=== Records for the exercise ===
########

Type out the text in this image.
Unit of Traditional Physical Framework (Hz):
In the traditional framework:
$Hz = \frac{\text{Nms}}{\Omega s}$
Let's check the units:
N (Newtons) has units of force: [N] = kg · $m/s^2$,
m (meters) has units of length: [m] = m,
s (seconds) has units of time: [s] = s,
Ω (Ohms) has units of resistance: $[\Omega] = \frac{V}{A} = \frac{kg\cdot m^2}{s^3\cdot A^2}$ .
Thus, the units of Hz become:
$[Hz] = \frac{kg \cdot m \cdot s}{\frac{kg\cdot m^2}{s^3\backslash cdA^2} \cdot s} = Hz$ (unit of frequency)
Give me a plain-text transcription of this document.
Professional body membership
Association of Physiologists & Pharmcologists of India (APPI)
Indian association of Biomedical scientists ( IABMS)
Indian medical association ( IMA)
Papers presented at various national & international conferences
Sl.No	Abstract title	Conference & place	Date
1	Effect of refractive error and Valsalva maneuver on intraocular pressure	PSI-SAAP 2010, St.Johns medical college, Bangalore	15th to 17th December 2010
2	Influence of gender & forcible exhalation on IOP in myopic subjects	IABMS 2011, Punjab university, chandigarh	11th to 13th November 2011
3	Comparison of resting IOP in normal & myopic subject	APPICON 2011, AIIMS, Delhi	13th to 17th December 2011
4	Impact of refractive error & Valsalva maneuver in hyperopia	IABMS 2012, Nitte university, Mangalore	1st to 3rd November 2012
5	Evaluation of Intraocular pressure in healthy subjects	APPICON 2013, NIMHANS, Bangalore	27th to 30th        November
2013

########

=== Description of the task ===
Copy every line above that holds the word "December".

=== Final answer ===
1	Effect of refractive error and Valsalva maneuver on intraocular pressure	PSI-SAAP 2010, St.Johns medical college, Bangalore	15th to 17th December 2010
3	Comparison of resting IOP in normal & myopic subject	APPICON 2011, AIIMS, Delhi	13th to 17th December 2011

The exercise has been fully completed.